-- Start --

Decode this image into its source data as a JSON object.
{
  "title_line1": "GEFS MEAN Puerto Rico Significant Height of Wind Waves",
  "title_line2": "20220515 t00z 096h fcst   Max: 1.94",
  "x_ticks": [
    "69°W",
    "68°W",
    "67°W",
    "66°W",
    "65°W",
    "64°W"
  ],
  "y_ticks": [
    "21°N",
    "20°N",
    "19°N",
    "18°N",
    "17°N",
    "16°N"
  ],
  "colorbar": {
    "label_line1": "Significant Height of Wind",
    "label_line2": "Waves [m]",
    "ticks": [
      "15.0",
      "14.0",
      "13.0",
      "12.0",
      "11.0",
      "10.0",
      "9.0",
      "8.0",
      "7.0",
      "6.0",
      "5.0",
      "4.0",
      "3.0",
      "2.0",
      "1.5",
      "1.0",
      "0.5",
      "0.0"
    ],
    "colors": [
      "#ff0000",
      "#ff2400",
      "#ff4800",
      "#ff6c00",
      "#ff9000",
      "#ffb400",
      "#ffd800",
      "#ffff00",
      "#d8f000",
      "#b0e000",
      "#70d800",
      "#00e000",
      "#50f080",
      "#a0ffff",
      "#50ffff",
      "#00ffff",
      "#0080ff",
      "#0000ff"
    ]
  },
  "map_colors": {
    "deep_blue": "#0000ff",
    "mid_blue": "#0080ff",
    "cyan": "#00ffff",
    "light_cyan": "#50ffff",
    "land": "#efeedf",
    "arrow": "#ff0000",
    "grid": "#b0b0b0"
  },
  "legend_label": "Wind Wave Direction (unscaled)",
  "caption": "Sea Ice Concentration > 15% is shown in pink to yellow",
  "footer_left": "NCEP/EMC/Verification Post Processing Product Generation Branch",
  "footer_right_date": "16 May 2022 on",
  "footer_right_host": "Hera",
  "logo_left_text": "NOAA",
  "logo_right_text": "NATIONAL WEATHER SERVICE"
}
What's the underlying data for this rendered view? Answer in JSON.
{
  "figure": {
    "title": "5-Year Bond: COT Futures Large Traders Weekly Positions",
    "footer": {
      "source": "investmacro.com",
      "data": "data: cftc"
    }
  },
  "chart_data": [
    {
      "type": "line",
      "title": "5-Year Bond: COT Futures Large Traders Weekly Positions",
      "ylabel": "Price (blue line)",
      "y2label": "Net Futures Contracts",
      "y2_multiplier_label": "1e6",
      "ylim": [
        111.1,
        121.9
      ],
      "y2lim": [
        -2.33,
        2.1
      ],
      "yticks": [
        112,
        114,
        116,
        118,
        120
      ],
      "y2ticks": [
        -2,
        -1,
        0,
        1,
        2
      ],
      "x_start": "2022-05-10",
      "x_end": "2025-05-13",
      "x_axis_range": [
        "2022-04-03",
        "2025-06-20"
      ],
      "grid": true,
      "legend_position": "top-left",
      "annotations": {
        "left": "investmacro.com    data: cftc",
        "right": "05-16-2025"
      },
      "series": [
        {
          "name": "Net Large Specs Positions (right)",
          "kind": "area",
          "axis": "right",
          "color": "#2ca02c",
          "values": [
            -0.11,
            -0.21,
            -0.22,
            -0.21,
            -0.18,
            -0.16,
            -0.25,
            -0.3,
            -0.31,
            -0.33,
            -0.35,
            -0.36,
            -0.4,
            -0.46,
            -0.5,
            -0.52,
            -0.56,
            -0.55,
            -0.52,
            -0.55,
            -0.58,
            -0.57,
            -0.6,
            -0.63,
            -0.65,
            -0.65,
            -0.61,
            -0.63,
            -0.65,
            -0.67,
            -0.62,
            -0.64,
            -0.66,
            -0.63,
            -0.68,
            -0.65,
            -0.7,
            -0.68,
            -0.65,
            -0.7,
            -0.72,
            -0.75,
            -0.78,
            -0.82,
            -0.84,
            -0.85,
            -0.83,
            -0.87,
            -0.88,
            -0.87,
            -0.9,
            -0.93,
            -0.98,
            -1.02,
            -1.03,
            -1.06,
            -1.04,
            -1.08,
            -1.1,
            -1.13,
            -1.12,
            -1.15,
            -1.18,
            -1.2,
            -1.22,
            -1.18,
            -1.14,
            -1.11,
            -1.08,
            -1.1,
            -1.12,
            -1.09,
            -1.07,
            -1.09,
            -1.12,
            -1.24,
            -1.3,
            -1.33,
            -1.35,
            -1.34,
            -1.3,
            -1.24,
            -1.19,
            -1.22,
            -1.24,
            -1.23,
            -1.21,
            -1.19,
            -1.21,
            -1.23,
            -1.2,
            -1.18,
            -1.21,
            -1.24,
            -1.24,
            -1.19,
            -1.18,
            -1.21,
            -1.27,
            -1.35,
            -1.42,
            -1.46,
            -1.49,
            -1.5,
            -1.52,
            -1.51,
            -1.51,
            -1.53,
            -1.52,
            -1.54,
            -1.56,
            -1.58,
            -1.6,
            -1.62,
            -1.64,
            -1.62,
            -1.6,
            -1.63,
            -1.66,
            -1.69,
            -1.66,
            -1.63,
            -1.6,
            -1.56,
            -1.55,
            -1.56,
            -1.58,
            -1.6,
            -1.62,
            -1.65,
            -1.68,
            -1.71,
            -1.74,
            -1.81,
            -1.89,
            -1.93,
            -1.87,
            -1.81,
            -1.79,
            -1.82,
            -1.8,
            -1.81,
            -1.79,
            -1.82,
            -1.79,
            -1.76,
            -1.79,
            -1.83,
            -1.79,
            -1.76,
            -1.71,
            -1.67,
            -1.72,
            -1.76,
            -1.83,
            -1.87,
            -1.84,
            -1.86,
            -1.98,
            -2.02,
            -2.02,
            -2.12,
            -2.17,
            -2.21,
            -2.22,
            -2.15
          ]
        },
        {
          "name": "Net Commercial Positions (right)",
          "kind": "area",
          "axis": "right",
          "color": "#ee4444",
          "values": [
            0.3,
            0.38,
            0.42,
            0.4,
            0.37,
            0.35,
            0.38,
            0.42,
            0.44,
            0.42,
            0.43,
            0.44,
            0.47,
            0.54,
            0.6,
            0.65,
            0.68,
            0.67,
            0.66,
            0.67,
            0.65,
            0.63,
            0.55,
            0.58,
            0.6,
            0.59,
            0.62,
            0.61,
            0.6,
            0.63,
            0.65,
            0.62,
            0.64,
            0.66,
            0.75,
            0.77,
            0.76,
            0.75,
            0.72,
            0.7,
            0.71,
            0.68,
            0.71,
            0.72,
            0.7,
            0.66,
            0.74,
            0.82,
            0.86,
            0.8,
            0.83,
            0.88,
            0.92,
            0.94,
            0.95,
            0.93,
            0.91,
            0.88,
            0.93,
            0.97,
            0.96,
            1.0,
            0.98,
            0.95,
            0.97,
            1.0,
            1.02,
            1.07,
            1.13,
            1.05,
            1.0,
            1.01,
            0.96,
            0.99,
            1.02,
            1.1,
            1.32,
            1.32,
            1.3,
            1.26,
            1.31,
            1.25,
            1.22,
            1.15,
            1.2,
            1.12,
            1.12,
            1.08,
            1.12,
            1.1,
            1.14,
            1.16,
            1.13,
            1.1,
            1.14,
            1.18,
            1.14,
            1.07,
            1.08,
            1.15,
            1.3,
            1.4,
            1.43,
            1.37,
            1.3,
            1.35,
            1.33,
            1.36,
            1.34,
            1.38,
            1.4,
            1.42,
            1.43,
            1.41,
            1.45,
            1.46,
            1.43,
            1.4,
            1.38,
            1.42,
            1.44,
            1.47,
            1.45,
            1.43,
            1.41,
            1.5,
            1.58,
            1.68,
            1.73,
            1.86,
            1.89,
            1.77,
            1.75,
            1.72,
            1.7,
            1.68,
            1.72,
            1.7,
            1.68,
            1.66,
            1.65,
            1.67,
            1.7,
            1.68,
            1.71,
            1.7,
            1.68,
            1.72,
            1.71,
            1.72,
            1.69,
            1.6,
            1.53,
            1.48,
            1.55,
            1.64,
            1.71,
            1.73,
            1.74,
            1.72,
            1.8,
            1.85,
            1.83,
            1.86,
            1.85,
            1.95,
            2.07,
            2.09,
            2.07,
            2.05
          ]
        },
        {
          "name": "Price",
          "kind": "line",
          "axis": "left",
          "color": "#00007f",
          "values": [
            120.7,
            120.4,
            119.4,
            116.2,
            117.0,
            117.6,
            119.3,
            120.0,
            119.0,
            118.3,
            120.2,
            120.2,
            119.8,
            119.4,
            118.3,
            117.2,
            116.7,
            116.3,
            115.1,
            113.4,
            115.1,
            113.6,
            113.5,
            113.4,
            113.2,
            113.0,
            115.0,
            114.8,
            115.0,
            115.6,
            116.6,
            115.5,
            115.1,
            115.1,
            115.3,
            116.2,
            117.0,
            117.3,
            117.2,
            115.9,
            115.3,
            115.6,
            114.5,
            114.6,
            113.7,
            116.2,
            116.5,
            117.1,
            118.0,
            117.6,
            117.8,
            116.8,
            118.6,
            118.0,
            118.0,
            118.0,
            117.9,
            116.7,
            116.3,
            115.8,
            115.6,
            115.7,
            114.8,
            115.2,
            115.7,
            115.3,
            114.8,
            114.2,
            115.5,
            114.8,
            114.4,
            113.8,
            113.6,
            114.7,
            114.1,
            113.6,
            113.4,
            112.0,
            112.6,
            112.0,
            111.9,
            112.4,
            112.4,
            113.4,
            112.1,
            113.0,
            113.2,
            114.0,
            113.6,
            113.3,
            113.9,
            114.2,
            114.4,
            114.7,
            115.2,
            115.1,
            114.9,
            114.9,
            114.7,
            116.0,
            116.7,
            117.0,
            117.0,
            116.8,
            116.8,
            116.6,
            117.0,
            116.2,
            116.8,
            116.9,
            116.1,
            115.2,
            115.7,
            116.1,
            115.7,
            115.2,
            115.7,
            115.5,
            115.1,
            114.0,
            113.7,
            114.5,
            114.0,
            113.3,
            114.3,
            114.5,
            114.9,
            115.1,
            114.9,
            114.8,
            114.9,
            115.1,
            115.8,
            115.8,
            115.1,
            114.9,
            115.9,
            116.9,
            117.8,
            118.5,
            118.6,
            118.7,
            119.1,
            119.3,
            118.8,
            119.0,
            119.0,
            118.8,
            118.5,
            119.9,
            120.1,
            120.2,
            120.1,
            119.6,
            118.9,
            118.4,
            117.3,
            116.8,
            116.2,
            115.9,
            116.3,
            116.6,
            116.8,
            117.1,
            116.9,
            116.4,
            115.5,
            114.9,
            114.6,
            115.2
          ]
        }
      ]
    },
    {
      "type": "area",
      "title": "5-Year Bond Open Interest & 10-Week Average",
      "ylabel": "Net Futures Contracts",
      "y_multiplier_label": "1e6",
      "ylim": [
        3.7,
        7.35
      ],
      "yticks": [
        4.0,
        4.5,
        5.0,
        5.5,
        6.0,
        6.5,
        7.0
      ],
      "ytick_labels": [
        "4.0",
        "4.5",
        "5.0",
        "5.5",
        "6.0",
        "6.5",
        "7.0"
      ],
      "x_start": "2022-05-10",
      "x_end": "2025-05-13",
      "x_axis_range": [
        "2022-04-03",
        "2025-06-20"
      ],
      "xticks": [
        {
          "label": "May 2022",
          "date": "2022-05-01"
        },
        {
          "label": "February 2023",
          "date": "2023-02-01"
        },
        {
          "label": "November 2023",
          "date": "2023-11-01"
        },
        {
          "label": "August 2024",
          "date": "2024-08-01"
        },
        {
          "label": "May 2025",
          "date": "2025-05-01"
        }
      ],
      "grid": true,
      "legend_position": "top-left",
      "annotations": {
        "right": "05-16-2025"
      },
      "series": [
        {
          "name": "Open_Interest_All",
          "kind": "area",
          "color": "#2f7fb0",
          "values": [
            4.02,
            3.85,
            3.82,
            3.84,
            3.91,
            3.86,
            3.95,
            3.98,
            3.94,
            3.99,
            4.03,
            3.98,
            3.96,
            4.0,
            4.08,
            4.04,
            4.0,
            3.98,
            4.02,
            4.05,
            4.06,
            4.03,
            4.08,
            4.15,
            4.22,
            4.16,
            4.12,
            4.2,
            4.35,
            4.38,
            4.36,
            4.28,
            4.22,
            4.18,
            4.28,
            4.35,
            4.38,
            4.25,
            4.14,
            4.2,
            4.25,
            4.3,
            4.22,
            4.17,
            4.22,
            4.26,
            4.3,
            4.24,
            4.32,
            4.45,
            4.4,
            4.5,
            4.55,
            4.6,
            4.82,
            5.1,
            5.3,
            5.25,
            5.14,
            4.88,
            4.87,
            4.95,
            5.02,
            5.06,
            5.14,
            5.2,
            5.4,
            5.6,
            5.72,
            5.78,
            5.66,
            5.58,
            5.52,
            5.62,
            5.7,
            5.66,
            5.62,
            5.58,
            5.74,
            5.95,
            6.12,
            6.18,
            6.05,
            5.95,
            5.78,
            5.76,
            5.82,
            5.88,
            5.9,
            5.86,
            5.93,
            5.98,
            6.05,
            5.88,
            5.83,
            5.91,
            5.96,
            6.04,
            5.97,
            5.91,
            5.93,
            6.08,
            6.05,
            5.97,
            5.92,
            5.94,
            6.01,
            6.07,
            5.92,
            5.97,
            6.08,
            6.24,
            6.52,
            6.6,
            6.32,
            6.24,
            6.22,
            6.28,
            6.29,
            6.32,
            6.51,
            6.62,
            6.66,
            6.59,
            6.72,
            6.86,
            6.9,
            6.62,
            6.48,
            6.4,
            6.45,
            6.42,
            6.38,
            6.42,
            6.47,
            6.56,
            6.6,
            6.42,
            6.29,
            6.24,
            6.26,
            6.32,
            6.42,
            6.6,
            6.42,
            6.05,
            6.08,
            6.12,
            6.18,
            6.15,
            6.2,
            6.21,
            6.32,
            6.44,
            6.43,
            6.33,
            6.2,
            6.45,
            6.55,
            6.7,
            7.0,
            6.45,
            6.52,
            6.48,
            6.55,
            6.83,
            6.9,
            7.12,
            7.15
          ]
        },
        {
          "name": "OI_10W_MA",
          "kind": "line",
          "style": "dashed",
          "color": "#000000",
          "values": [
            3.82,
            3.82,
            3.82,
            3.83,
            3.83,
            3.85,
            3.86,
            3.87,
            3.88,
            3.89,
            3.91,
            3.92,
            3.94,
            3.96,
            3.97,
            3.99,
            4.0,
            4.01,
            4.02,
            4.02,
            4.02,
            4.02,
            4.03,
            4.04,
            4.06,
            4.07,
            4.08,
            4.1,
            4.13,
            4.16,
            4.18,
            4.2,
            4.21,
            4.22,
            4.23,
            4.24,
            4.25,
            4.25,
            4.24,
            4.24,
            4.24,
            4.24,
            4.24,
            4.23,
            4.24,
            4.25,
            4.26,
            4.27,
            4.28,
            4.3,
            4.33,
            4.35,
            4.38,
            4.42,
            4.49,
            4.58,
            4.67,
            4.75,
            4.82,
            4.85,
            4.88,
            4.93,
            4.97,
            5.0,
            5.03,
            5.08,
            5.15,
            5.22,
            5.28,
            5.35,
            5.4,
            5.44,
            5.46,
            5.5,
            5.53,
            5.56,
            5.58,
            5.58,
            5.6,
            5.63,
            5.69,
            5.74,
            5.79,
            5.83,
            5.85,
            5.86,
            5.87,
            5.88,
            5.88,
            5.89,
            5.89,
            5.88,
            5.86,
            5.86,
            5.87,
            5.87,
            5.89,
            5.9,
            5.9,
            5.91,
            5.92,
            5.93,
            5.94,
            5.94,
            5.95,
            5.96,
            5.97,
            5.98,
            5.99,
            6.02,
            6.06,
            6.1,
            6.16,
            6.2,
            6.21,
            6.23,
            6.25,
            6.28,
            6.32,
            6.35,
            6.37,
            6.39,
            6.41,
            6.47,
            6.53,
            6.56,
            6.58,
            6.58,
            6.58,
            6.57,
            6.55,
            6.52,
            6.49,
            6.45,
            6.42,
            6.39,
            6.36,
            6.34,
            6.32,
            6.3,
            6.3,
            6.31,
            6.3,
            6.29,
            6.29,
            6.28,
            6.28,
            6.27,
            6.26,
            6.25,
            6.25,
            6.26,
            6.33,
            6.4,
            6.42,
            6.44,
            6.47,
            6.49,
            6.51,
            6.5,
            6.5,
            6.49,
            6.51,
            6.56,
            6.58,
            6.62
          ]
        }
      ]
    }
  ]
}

-- End --

#### [Problem to work on]
Scan the lines for the string "Futures". Copy out each line that matches.

#### [Output for this task]
    "title": "5-Year Bond: COT Futures Large Traders Weekly Positions",
      "title": "5-Year Bond: COT Futures Large Traders Weekly Positions",
      "y2label": "Net Futures Contracts",
      "ylabel": "Net Futures Contracts",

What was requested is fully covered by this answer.